Algunas corrientes posthumanistas llegan incluso a plantear la existencia de seres humanos 'de segunda clase', al servicio de los intereses de élites que se perciben a sí mismas como superiores.
Raíz común de los problemas: mentalidad tecnocrática + posthumanista que trata a la persona como objeto manipulable o recurso a optimizar. Algunas corrientes posthumanistas plantean explícitamente la existencia de 'seres humanos de segunda clase' al servicio de élites superiores — perspectiva inquietante agravada cuando se combina con instrumentos tecnológicos. Conecta con lógicas de endeudamiento estructural que mantienen pueblos en dependencia (subordinación cercana a la esclavitud).
Acusación fuerte: hay corrientes posthumanistas que efectivamente plantean jerarquías de dignidad humana. La encíclica no inventa el target. Algunas figuras citables: posiciones tempranas de Nick Bostrom sobre 'transhumanismo selectivo'; el movimiento Effective Altruism en sus expresiones longtermistas (priorizar 'trillions of future people' sobre billions of present poor); ciertas posiciones en la 'IDW' (Intellectual Dark Web) que naturalizan jerarquías de capacidad humana; las propuestas más extremas de extensión de vida solo accesibles a ultra-ricos. La conexión con 'endeudamiento estructural' (deuda externa de países pobres como mecanismo de subordinación contemporánea) traslada la crítica al campo geopolítico — gesto típico del social magisterium desde Populorum progressio.

■ **INFORMACIÓN EXTRAÍDA**

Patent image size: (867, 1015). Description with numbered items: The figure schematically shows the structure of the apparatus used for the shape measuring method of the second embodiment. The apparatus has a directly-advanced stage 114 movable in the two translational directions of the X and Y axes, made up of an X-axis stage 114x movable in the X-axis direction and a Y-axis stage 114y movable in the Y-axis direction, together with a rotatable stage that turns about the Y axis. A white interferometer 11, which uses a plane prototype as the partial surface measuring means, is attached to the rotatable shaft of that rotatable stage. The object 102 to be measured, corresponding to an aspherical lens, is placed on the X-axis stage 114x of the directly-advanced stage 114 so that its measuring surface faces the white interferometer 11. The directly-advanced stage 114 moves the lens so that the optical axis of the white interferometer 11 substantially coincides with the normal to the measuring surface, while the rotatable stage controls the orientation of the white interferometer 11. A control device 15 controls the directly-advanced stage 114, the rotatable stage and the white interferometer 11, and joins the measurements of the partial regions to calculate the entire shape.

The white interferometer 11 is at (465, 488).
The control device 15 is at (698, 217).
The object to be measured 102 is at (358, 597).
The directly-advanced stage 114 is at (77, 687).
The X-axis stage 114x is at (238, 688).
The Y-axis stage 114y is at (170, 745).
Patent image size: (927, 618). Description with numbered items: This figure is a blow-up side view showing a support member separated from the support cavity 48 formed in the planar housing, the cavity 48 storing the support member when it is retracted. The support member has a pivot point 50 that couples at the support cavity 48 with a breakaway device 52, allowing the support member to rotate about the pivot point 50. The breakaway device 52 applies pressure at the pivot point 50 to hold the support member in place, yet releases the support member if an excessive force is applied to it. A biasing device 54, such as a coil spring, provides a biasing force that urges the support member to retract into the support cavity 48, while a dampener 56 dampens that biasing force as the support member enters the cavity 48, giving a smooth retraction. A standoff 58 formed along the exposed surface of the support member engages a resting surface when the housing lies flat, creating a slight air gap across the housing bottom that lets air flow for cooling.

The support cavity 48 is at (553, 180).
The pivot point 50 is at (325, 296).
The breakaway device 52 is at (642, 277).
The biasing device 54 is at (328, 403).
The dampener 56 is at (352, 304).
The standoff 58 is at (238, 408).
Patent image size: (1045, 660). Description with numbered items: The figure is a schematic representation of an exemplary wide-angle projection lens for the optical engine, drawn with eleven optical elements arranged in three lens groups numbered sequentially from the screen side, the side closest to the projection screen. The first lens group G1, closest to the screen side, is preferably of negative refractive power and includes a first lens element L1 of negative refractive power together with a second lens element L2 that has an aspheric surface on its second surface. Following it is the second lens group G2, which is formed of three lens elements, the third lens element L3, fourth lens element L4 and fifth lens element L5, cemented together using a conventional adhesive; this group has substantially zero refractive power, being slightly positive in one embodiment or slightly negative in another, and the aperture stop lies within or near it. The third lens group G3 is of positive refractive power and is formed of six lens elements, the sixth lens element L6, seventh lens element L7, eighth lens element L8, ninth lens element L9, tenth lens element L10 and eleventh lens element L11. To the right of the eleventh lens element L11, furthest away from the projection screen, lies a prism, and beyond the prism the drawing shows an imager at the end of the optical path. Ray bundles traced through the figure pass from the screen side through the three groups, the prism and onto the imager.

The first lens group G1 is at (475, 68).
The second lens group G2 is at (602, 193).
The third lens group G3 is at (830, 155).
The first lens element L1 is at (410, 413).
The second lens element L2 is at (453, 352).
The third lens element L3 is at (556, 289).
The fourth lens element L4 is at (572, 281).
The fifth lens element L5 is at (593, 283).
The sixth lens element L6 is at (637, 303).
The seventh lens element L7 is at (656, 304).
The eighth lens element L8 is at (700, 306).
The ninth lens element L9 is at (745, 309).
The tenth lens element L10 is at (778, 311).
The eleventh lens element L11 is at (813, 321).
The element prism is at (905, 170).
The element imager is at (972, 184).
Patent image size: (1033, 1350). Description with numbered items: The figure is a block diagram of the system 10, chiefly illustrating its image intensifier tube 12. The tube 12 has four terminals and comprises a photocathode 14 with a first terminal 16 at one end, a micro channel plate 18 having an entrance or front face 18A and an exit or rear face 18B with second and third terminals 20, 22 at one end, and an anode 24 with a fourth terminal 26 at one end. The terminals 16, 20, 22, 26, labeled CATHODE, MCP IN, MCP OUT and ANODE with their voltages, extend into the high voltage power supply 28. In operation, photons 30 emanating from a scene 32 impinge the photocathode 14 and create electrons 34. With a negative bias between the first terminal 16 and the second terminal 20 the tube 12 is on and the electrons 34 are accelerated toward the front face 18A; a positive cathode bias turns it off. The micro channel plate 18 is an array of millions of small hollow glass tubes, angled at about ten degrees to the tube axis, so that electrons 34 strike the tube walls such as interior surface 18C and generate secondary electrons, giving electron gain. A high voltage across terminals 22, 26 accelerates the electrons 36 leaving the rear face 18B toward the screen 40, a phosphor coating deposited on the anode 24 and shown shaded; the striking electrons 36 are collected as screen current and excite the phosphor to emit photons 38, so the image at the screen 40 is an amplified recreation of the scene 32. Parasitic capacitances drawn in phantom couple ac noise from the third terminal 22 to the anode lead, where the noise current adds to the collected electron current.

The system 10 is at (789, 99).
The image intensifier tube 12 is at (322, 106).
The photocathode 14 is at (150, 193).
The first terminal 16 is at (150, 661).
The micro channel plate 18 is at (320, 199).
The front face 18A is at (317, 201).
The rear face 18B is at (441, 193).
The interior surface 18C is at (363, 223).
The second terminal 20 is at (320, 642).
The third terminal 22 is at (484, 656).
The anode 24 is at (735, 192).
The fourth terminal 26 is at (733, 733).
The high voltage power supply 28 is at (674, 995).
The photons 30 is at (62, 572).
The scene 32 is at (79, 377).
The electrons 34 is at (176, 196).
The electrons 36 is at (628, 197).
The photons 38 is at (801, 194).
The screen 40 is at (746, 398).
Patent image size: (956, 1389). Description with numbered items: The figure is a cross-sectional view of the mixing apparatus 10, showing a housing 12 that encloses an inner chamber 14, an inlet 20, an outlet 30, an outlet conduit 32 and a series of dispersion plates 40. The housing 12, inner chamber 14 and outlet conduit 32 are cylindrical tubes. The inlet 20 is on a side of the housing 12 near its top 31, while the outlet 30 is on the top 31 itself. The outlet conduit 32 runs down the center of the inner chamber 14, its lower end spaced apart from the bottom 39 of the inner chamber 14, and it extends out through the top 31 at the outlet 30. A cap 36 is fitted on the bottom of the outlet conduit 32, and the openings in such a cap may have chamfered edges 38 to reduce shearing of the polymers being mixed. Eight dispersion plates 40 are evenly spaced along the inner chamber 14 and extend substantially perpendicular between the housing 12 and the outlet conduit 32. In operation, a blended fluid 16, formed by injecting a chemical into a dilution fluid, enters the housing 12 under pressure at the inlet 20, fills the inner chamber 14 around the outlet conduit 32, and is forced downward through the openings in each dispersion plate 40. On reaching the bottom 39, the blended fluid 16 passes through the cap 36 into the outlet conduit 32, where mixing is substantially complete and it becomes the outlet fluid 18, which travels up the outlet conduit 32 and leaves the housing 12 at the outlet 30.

■ **TAREAS PROPUESTAS**
**A)** Según el texto dado, ¿desde qué documento es típico del magisterio social trasladar la crítica al campo geopolítico?
**B)** Resume el texto dado en dos oraciones.
**C)** Cita textualmente el fragmento del texto dado que comienza con las palabras "Acusación fuerte: hay" y termina tras las palabras "desde Populorum progressio.".

■ **SOLUCIONES POR TAREA**
**A)** Desde Populorum progressio.

**B)** El texto identifica como raíz común de los problemas una mentalidad tecnocrática y posthumanista que trata a la persona como objeto manipulable o recurso a optimizar, y señala que algunas corrientes posthumanistas plantean la existencia de seres humanos "de segunda clase" al servicio de élites que se perciben como superiores. Afirma que la encíclica no inventa ese blanco, menciona figuras y movimientos que plantean jerarquías de dignidad o capacidad humana, y vincula la crítica con el endeudamiento estructural que mantiene a pueblos en dependencia.

**C)**
Acusación fuerte: hay corrientes posthumanistas que efectivamente plantean jerarquías de dignidad humana. La encíclica no inventa el target. Algunas figuras citables: posiciones tempranas de Nick Bostrom sobre 'transhumanismo selectivo'; el movimiento Effective Altruism en sus expresiones longtermistas (priorizar 'trillions of future people' sobre billions of present poor); ciertas posiciones en la 'IDW' (Intellectual Dark Web) que naturalizan jerarquías de capacidad humana; las propuestas más extremas de extensión de vida solo accesibles a ultra-ricos. La conexión con 'endeudamiento estructural' (deuda externa de países pobres como mecanismo de subordinación contemporánea) traslada la crítica al campo geopolítico — gesto típico del social magisterium desde Populorum progressio.